Goal 1
In the records, retype the lines starting at the one containing "y-tick-label: 800 — [23, 138, 40, 149]" and ending at the one containing "caption-line-1: Kuvio 11: Lapsiperheille", both included.

Excerpted text
■ ■ ■ ■ ■

I have searched countless forums and websites but I can't seem to find the answer. I'm trying to use SetConsoleTextAttribute but it only affects the text. How can I affect the whole screen like the command color 1f would? My code is:
#include <iostream>
#include <stdio.h>
#include <stdlib.h>
#include <windows.h>
#include <wincon.h>
using namespace std;
int main()
{
SetConsoleTitle("C++ CALCULATOR"); // Title of window
int x; // Decision
int a; // First Number
int b; // Second Number
int c; // Answer
HANDLE Con;
Con = GetStdHandle(STD_OUTPUT_HANDLE);
SetConsoleTextAttribute(Con, BACKGROUND_BLUE | FOREGROUND_BLUE | FOREGROUND_GREEN | FOREGROUND_RED);
cout << "CALCULATOR" << endl << endl;
cout << "1:ADDITION" << endl << "2:SUBTRACTION" << endl << "3:MULTIPLICATION";
cout << endl << "4:DIVISION" << endl << "5:EXIT" << endl;
cin >> x;
switch (x)

■ ■ ■ ■ ■

Provided entries
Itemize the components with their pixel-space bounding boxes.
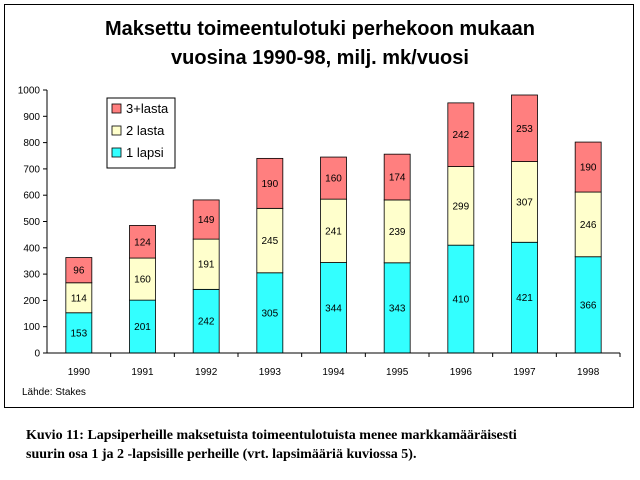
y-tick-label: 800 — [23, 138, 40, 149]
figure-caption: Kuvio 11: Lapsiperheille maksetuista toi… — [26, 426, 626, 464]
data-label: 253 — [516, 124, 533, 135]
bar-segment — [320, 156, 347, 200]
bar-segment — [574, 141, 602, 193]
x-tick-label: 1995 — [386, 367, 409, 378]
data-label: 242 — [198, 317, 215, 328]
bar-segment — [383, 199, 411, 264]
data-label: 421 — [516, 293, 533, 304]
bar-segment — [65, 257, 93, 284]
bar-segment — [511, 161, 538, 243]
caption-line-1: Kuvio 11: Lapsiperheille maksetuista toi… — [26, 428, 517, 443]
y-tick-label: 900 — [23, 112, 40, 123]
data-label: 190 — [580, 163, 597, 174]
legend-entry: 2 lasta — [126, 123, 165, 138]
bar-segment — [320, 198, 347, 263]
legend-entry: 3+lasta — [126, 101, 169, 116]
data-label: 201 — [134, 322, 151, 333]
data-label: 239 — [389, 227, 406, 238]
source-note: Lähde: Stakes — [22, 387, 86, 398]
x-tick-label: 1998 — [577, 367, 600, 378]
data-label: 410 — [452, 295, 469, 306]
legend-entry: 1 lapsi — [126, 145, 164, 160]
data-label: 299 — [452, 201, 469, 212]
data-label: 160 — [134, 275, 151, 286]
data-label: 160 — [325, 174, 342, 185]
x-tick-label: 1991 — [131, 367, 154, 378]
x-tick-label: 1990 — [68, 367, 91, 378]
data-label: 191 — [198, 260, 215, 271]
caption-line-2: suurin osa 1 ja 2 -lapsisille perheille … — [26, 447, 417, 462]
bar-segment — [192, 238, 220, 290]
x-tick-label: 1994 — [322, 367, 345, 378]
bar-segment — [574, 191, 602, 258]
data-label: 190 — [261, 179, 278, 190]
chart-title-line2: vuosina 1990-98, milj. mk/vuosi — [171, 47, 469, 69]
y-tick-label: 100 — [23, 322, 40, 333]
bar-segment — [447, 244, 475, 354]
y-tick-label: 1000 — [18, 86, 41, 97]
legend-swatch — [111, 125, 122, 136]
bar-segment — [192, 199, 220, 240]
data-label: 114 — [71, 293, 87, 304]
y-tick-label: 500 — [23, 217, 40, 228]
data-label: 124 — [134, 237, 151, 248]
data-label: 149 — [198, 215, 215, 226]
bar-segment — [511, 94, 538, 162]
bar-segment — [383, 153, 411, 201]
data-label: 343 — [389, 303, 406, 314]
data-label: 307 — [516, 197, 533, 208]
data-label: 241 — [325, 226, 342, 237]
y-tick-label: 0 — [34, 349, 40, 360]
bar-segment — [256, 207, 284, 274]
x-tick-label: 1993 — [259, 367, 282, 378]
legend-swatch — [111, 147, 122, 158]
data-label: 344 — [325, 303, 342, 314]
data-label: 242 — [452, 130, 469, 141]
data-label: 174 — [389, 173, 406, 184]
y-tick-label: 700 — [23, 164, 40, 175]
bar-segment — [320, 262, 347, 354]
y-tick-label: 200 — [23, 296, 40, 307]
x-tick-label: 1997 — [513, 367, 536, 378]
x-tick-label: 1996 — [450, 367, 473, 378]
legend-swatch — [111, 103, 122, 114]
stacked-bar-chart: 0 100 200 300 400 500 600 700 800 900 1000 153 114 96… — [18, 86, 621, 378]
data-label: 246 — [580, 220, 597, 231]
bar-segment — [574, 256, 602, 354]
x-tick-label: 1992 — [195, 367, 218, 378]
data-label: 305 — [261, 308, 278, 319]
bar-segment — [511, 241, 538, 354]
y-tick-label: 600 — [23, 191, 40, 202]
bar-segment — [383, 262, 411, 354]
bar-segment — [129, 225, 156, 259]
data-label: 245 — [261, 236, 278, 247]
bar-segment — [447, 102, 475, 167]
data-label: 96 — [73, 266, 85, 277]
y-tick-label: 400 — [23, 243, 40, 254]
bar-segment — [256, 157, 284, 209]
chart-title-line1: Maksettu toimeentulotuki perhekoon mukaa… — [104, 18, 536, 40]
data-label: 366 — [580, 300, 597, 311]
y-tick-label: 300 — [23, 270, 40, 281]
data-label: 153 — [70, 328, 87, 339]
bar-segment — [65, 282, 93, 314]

■ ■ ■ ■ ■

Goal 2
Answer the following questions about the forum post on console colors.
(a) Which command's effect on the whole screen does the poster wish to reproduce?
(b) What title does the code assign to the console window?
(c) Which number in the menu corresponds to EXIT?

Task solution 1
y-tick-label: 800 — [23, 138, 40, 149]
figure-caption: Kuvio 11: Lapsiperheille maksetuista toi… — [26, 426, 626, 464]
data-label: 253 — [516, 124, 533, 135]
bar-segment — [320, 156, 347, 200]
bar-segment — [574, 141, 602, 193]
x-tick-label: 1995 — [386, 367, 409, 378]
data-label: 242 — [198, 317, 215, 328]
bar-segment — [383, 199, 411, 264]
data-label: 421 — [516, 293, 533, 304]
bar-segment — [65, 257, 93, 284]
bar-segment — [511, 161, 538, 243]
caption-line-1: Kuvio 11: Lapsiperheille maksetuista toi… — [26, 428, 517, 443]

Task solution 2
(a) color 1f
(b) C++ CALCULATOR
(c) 5